#### PROMPT:
Every line of the listing must be reproduced as it stands. Leave the images behind.
--- START MATERIAL SUPPLIED ---
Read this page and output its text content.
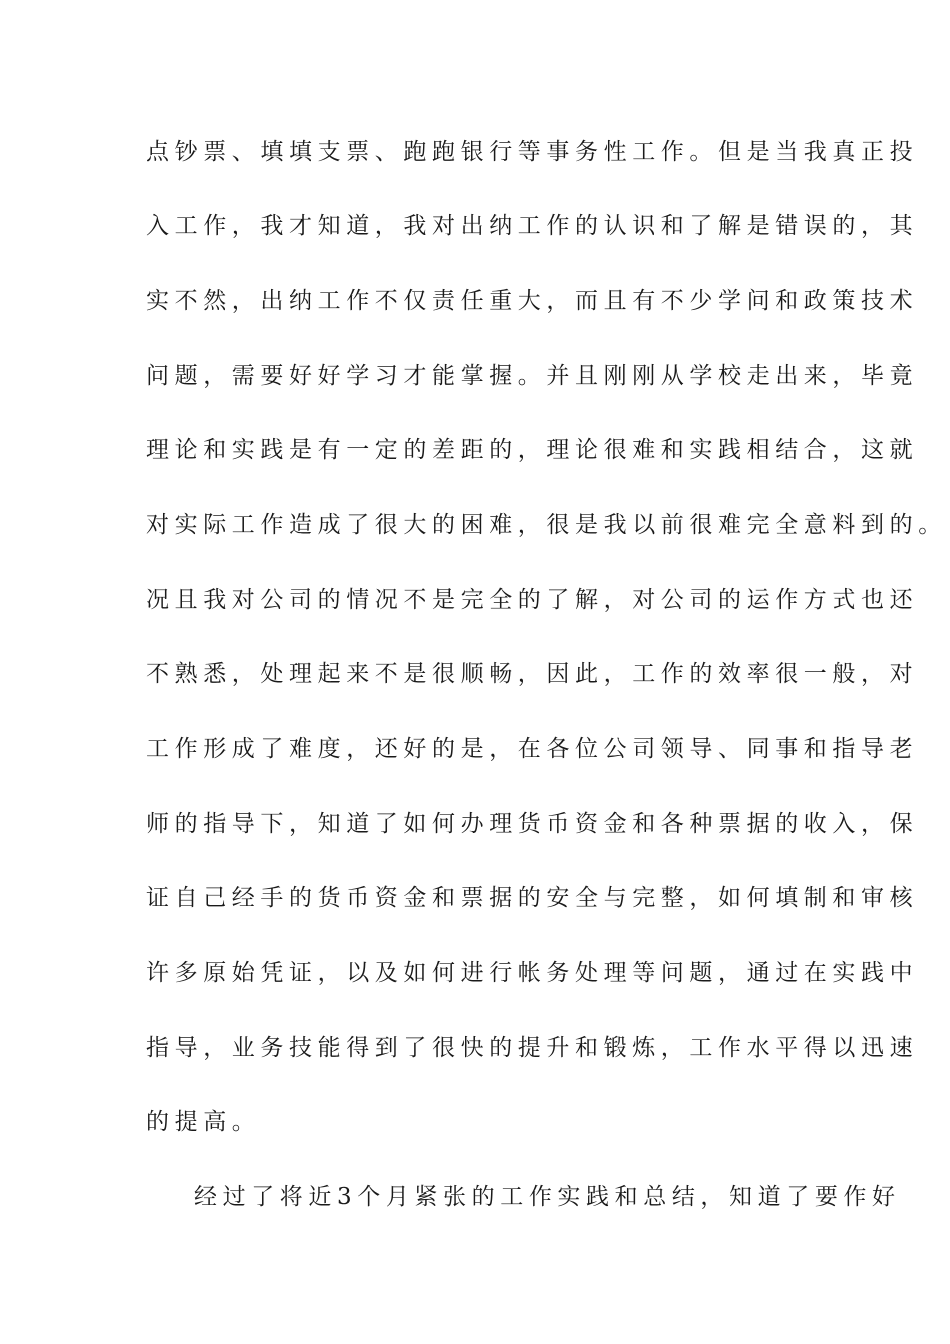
点钞票、填填支票、跑跑银行等事务性工作。但是当我真正投
入工作，我才知道，我对出纳工作的认识和了解是错误的，其
实不然，出纳工作不仅责任重大，而且有不少学问和政策技术
问题，需要好好学习才能掌握。并且刚刚从学校走出来，毕竟
理论和实践是有一定的差距的，理论很难和实践相结合，这就
对实际工作造成了很大的困难，很是我以前很难完全意料到的。
况且我对公司的情况不是完全的了解，对公司的运作方式也还
不熟悉，处理起来不是很顺畅，因此，工作的效率很一般，对
工作形成了难度，还好的是，在各位公司领导、同事和指导老
师的指导下，知道了如何办理货币资金和各种票据的收入，保
证自己经手的货币资金和票据的安全与完整，如何填制和审核
许多原始凭证，以及如何进行帐务处理等问题，通过在实践中
指导，业务技能得到了很快的提升和锻炼，工作水平得以迅速
的提高。
经过了将近3个月紧张的工作实践和总结，知道了要作好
--- END MATERIAL SUPPLIED ---
#### FULL OUTPUT:
Read this page and output its text content.
点钞票、填填支票、跑跑银行等事务性工作。但是当我真正投
入工作，我才知道，我对出纳工作的认识和了解是错误的，其
实不然，出纳工作不仅责任重大，而且有不少学问和政策技术
问题，需要好好学习才能掌握。并且刚刚从学校走出来，毕竟
理论和实践是有一定的差距的，理论很难和实践相结合，这就
对实际工作造成了很大的困难，很是我以前很难完全意料到的。
况且我对公司的情况不是完全的了解，对公司的运作方式也还
不熟悉，处理起来不是很顺畅，因此，工作的效率很一般，对
工作形成了难度，还好的是，在各位公司领导、同事和指导老
师的指导下，知道了如何办理货币资金和各种票据的收入，保
证自己经手的货币资金和票据的安全与完整，如何填制和审核
许多原始凭证，以及如何进行帐务处理等问题，通过在实践中
指导，业务技能得到了很快的提升和锻炼，工作水平得以迅速
的提高。
经过了将近3个月紧张的工作实践和总结，知道了要作好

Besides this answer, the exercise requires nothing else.